-- start Raw records --

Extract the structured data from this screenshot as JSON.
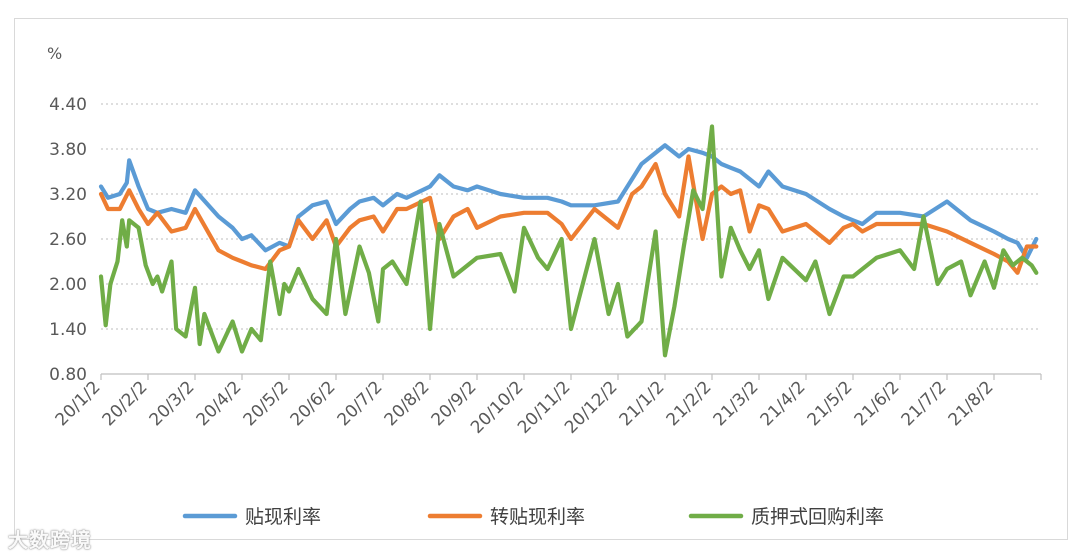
{
  "chart_data": {
    "type": "line",
    "unit_label": "%",
    "ylim": [
      0.8,
      4.4
    ],
    "yticks": [
      "4.40",
      "3.80",
      "3.20",
      "2.60",
      "2.00",
      "1.40",
      "0.80"
    ],
    "ytick_values": [
      4.4,
      3.8,
      3.2,
      2.6,
      2.0,
      1.4,
      0.8
    ],
    "xticks": [
      "20/1/2",
      "20/2/2",
      "20/3/2",
      "20/4/2",
      "20/5/2",
      "20/6/2",
      "20/7/2",
      "20/8/2",
      "20/9/2",
      "20/10/2",
      "20/11/2",
      "20/12/2",
      "21/1/2",
      "21/2/2",
      "21/3/2",
      "21/4/2",
      "21/5/2",
      "21/6/2",
      "21/7/2",
      "21/8/2"
    ],
    "legend_position": "bottom",
    "grid": true,
    "series": [
      {
        "name": "贴现利率",
        "color": "#5b9bd5",
        "x": [
          0,
          0.15,
          0.4,
          0.55,
          0.6,
          0.8,
          1.0,
          1.2,
          1.5,
          1.8,
          2.0,
          2.5,
          2.8,
          3.0,
          3.2,
          3.5,
          3.8,
          4.0,
          4.2,
          4.5,
          4.8,
          5.0,
          5.3,
          5.5,
          5.8,
          6.0,
          6.3,
          6.5,
          7.0,
          7.2,
          7.5,
          7.8,
          8.0,
          8.5,
          9.0,
          9.5,
          9.8,
          10.0,
          10.5,
          11.0,
          11.5,
          12.0,
          12.3,
          12.5,
          12.8,
          13.0,
          13.2,
          13.4,
          13.6,
          13.8,
          14.0,
          14.2,
          14.5,
          15.0,
          15.5,
          15.8,
          16.0,
          16.2,
          16.5,
          17.0,
          17.5,
          18.0,
          18.5,
          19.0,
          19.3,
          19.5,
          19.7,
          19.9
        ],
        "values": [
          3.3,
          3.15,
          3.2,
          3.35,
          3.65,
          3.3,
          3.0,
          2.95,
          3.0,
          2.95,
          3.25,
          2.9,
          2.75,
          2.6,
          2.65,
          2.45,
          2.55,
          2.5,
          2.9,
          3.05,
          3.1,
          2.8,
          3.0,
          3.1,
          3.15,
          3.05,
          3.2,
          3.15,
          3.3,
          3.45,
          3.3,
          3.25,
          3.3,
          3.2,
          3.15,
          3.15,
          3.1,
          3.05,
          3.05,
          3.1,
          3.6,
          3.85,
          3.7,
          3.8,
          3.75,
          3.7,
          3.6,
          3.55,
          3.5,
          3.4,
          3.3,
          3.5,
          3.3,
          3.2,
          3.0,
          2.9,
          2.85,
          2.8,
          2.95,
          2.95,
          2.9,
          3.1,
          2.85,
          2.7,
          2.6,
          2.55,
          2.35,
          2.6
        ]
      },
      {
        "name": "转贴现利率",
        "color": "#ed7d31",
        "x": [
          0,
          0.15,
          0.4,
          0.6,
          0.8,
          1.0,
          1.2,
          1.5,
          1.8,
          2.0,
          2.5,
          2.8,
          3.0,
          3.2,
          3.5,
          3.8,
          4.0,
          4.2,
          4.5,
          4.8,
          5.0,
          5.3,
          5.5,
          5.8,
          6.0,
          6.3,
          6.5,
          7.0,
          7.2,
          7.5,
          7.8,
          8.0,
          8.5,
          9.0,
          9.5,
          9.8,
          10.0,
          10.5,
          11.0,
          11.3,
          11.5,
          11.8,
          12.0,
          12.3,
          12.5,
          12.8,
          13.0,
          13.2,
          13.4,
          13.6,
          13.8,
          14.0,
          14.2,
          14.5,
          15.0,
          15.5,
          15.8,
          16.0,
          16.2,
          16.5,
          17.0,
          17.5,
          18.0,
          18.5,
          19.0,
          19.3,
          19.5,
          19.7,
          19.9
        ],
        "values": [
          3.2,
          3.0,
          3.0,
          3.25,
          3.0,
          2.8,
          2.95,
          2.7,
          2.75,
          3.0,
          2.45,
          2.35,
          2.3,
          2.25,
          2.2,
          2.45,
          2.5,
          2.85,
          2.6,
          2.85,
          2.5,
          2.75,
          2.85,
          2.9,
          2.7,
          3.0,
          3.0,
          3.15,
          2.6,
          2.9,
          3.0,
          2.75,
          2.9,
          2.95,
          2.95,
          2.8,
          2.6,
          3.0,
          2.75,
          3.2,
          3.3,
          3.6,
          3.2,
          2.9,
          3.7,
          2.6,
          3.2,
          3.3,
          3.2,
          3.25,
          2.7,
          3.05,
          3.0,
          2.7,
          2.8,
          2.55,
          2.75,
          2.8,
          2.7,
          2.8,
          2.8,
          2.8,
          2.7,
          2.55,
          2.4,
          2.3,
          2.15,
          2.5,
          2.5
        ]
      },
      {
        "name": "质押式回购利率",
        "color": "#70ad47",
        "x": [
          0,
          0.1,
          0.2,
          0.35,
          0.45,
          0.55,
          0.6,
          0.7,
          0.8,
          0.95,
          1.1,
          1.2,
          1.3,
          1.5,
          1.6,
          1.8,
          2.0,
          2.1,
          2.2,
          2.5,
          2.8,
          3.0,
          3.2,
          3.4,
          3.6,
          3.8,
          3.9,
          4.0,
          4.2,
          4.5,
          4.8,
          5.0,
          5.2,
          5.5,
          5.7,
          5.9,
          6.0,
          6.2,
          6.5,
          6.8,
          7.0,
          7.2,
          7.5,
          8.0,
          8.5,
          8.8,
          9.0,
          9.3,
          9.5,
          9.8,
          10.0,
          10.5,
          10.8,
          11.0,
          11.2,
          11.5,
          11.8,
          12.0,
          12.2,
          12.4,
          12.6,
          12.8,
          13.0,
          13.2,
          13.4,
          13.6,
          13.8,
          14.0,
          14.2,
          14.5,
          15.0,
          15.2,
          15.5,
          15.8,
          16.0,
          16.2,
          16.5,
          17.0,
          17.3,
          17.5,
          17.8,
          18.0,
          18.3,
          18.5,
          18.8,
          19.0,
          19.2,
          19.4,
          19.6,
          19.8,
          19.9
        ],
        "values": [
          2.1,
          1.45,
          2.0,
          2.3,
          2.85,
          2.5,
          2.85,
          2.8,
          2.75,
          2.25,
          2.0,
          2.1,
          1.9,
          2.3,
          1.4,
          1.3,
          1.95,
          1.2,
          1.6,
          1.1,
          1.5,
          1.1,
          1.4,
          1.25,
          2.3,
          1.6,
          2.0,
          1.9,
          2.2,
          1.8,
          1.6,
          2.6,
          1.6,
          2.5,
          2.15,
          1.5,
          2.2,
          2.3,
          2.0,
          3.1,
          1.4,
          2.8,
          2.1,
          2.35,
          2.4,
          1.9,
          2.75,
          2.35,
          2.2,
          2.6,
          1.4,
          2.6,
          1.6,
          2.0,
          1.3,
          1.5,
          2.7,
          1.05,
          1.7,
          2.5,
          3.25,
          3.0,
          4.1,
          2.1,
          2.75,
          2.45,
          2.2,
          2.45,
          1.8,
          2.35,
          2.05,
          2.3,
          1.6,
          2.1,
          2.1,
          2.2,
          2.35,
          2.45,
          2.2,
          2.9,
          2.0,
          2.2,
          2.3,
          1.85,
          2.3,
          1.95,
          2.45,
          2.25,
          2.35,
          2.25,
          2.15
        ]
      }
    ]
  },
  "watermark": "大数跨境"
}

-- end Raw records --

### Exercise brief
All of the lines above should be retyped precisely, apart from the pictures.

### Right answer
Extract the structured data from this screenshot as JSON.
{
  "chart_data": {
    "type": "line",
    "unit_label": "%",
    "ylim": [
      0.8,
      4.4
    ],
    "yticks": [
      "4.40",
      "3.80",
      "3.20",
      "2.60",
      "2.00",
      "1.40",
      "0.80"
    ],
    "ytick_values": [
      4.4,
      3.8,
      3.2,
      2.6,
      2.0,
      1.4,
      0.8
    ],
    "xticks": [
      "20/1/2",
      "20/2/2",
      "20/3/2",
      "20/4/2",
      "20/5/2",
      "20/6/2",
      "20/7/2",
      "20/8/2",
      "20/9/2",
      "20/10/2",
      "20/11/2",
      "20/12/2",
      "21/1/2",
      "21/2/2",
      "21/3/2",
      "21/4/2",
      "21/5/2",
      "21/6/2",
      "21/7/2",
      "21/8/2"
    ],
    "legend_position": "bottom",
    "grid": true,
    "series": [
      {
        "name": "贴现利率",
        "color": "#5b9bd5",
        "x": [
          0,
          0.15,
          0.4,
          0.55,
          0.6,
          0.8,
          1.0,
          1.2,
          1.5,
          1.8,
          2.0,
          2.5,
          2.8,
          3.0,
          3.2,
          3.5,
          3.8,
          4.0,
          4.2,
          4.5,
          4.8,
          5.0,
          5.3,
          5.5,
          5.8,
          6.0,
          6.3,
          6.5,
          7.0,
          7.2,
          7.5,
          7.8,
          8.0,
          8.5,
          9.0,
          9.5,
          9.8,
          10.0,
          10.5,
          11.0,
          11.5,
          12.0,
          12.3,
          12.5,
          12.8,
          13.0,
          13.2,
          13.4,
          13.6,
          13.8,
          14.0,
          14.2,
          14.5,
          15.0,
          15.5,
          15.8,
          16.0,
          16.2,
          16.5,
          17.0,
          17.5,
          18.0,
          18.5,
          19.0,
          19.3,
          19.5,
          19.7,
          19.9
        ],
        "values": [
          3.3,
          3.15,
          3.2,
          3.35,
          3.65,
          3.3,
          3.0,
          2.95,
          3.0,
          2.95,
          3.25,
          2.9,
          2.75,
          2.6,
          2.65,
          2.45,
          2.55,
          2.5,
          2.9,
          3.05,
          3.1,
          2.8,
          3.0,
          3.1,
          3.15,
          3.05,
          3.2,
          3.15,
          3.3,
          3.45,
          3.3,
          3.25,
          3.3,
          3.2,
          3.15,
          3.15,
          3.1,
          3.05,
          3.05,
          3.1,
          3.6,
          3.85,
          3.7,
          3.8,
          3.75,
          3.7,
          3.6,
          3.55,
          3.5,
          3.4,
          3.3,
          3.5,
          3.3,
          3.2,
          3.0,
          2.9,
          2.85,
          2.8,
          2.95,
          2.95,
          2.9,
          3.1,
          2.85,
          2.7,
          2.6,
          2.55,
          2.35,
          2.6
        ]
      },
      {
        "name": "转贴现利率",
        "color": "#ed7d31",
        "x": [
          0,
          0.15,
          0.4,
          0.6,
          0.8,
          1.0,
          1.2,
          1.5,
          1.8,
          2.0,
          2.5,
          2.8,
          3.0,
          3.2,
          3.5,
          3.8,
          4.0,
          4.2,
          4.5,
          4.8,
          5.0,
          5.3,
          5.5,
          5.8,
          6.0,
          6.3,
          6.5,
          7.0,
          7.2,
          7.5,
          7.8,
          8.0,
          8.5,
          9.0,
          9.5,
          9.8,
          10.0,
          10.5,
          11.0,
          11.3,
          11.5,
          11.8,
          12.0,
          12.3,
          12.5,
          12.8,
          13.0,
          13.2,
          13.4,
          13.6,
          13.8,
          14.0,
          14.2,
          14.5,
          15.0,
          15.5,
          15.8,
          16.0,
          16.2,
          16.5,
          17.0,
          17.5,
          18.0,
          18.5,
          19.0,
          19.3,
          19.5,
          19.7,
          19.9
        ],
        "values": [
          3.2,
          3.0,
          3.0,
          3.25,
          3.0,
          2.8,
          2.95,
          2.7,
          2.75,
          3.0,
          2.45,
          2.35,
          2.3,
          2.25,
          2.2,
          2.45,
          2.5,
          2.85,
          2.6,
          2.85,
          2.5,
          2.75,
          2.85,
          2.9,
          2.7,
          3.0,
          3.0,
          3.15,
          2.6,
          2.9,
          3.0,
          2.75,
          2.9,
          2.95,
          2.95,
          2.8,
          2.6,
          3.0,
          2.75,
          3.2,
          3.3,
          3.6,
          3.2,
          2.9,
          3.7,
          2.6,
          3.2,
          3.3,
          3.2,
          3.25,
          2.7,
          3.05,
          3.0,
          2.7,
          2.8,
          2.55,
          2.75,
          2.8,
          2.7,
          2.8,
          2.8,
          2.8,
          2.7,
          2.55,
          2.4,
          2.3,
          2.15,
          2.5,
          2.5
        ]
      },
      {
        "name": "质押式回购利率",
        "color": "#70ad47",
        "x": [
          0,
          0.1,
          0.2,
          0.35,
          0.45,
          0.55,
          0.6,
          0.7,
          0.8,
          0.95,
          1.1,
          1.2,
          1.3,
          1.5,
          1.6,
          1.8,
          2.0,
          2.1,
          2.2,
          2.5,
          2.8,
          3.0,
          3.2,
          3.4,
          3.6,
          3.8,
          3.9,
          4.0,
          4.2,
          4.5,
          4.8,
          5.0,
          5.2,
          5.5,
          5.7,
          5.9,
          6.0,
          6.2,
          6.5,
          6.8,
          7.0,
          7.2,
          7.5,
          8.0,
          8.5,
          8.8,
          9.0,
          9.3,
          9.5,
          9.8,
          10.0,
          10.5,
          10.8,
          11.0,
          11.2,
          11.5,
          11.8,
          12.0,
          12.2,
          12.4,
          12.6,
          12.8,
          13.0,
          13.2,
          13.4,
          13.6,
          13.8,
          14.0,
          14.2,
          14.5,
          15.0,
          15.2,
          15.5,
          15.8,
          16.0,
          16.2,
          16.5,
          17.0,
          17.3,
          17.5,
          17.8,
          18.0,
          18.3,
          18.5,
          18.8,
          19.0,
          19.2,
          19.4,
          19.6,
          19.8,
          19.9
        ],
        "values": [
          2.1,
          1.45,
          2.0,
          2.3,
          2.85,
          2.5,
          2.85,
          2.8,
          2.75,
          2.25,
          2.0,
          2.1,
          1.9,
          2.3,
          1.4,
          1.3,
          1.95,
          1.2,
          1.6,
          1.1,
          1.5,
          1.1,
          1.4,
          1.25,
          2.3,
          1.6,
          2.0,
          1.9,
          2.2,
          1.8,
          1.6,
          2.6,
          1.6,
          2.5,
          2.15,
          1.5,
          2.2,
          2.3,
          2.0,
          3.1,
          1.4,
          2.8,
          2.1,
          2.35,
          2.4,
          1.9,
          2.75,
          2.35,
          2.2,
          2.6,
          1.4,
          2.6,
          1.6,
          2.0,
          1.3,
          1.5,
          2.7,
          1.05,
          1.7,
          2.5,
          3.25,
          3.0,
          4.1,
          2.1,
          2.75,
          2.45,
          2.2,
          2.45,
          1.8,
          2.35,
          2.05,
          2.3,
          1.6,
          2.1,
          2.1,
          2.2,
          2.35,
          2.45,
          2.2,
          2.9,
          2.0,
          2.2,
          2.3,
          1.85,
          2.3,
          1.95,
          2.45,
          2.25,
          2.35,
          2.25,
          2.15
        ]
      }
    ]
  },
  "watermark": "大数跨境"
}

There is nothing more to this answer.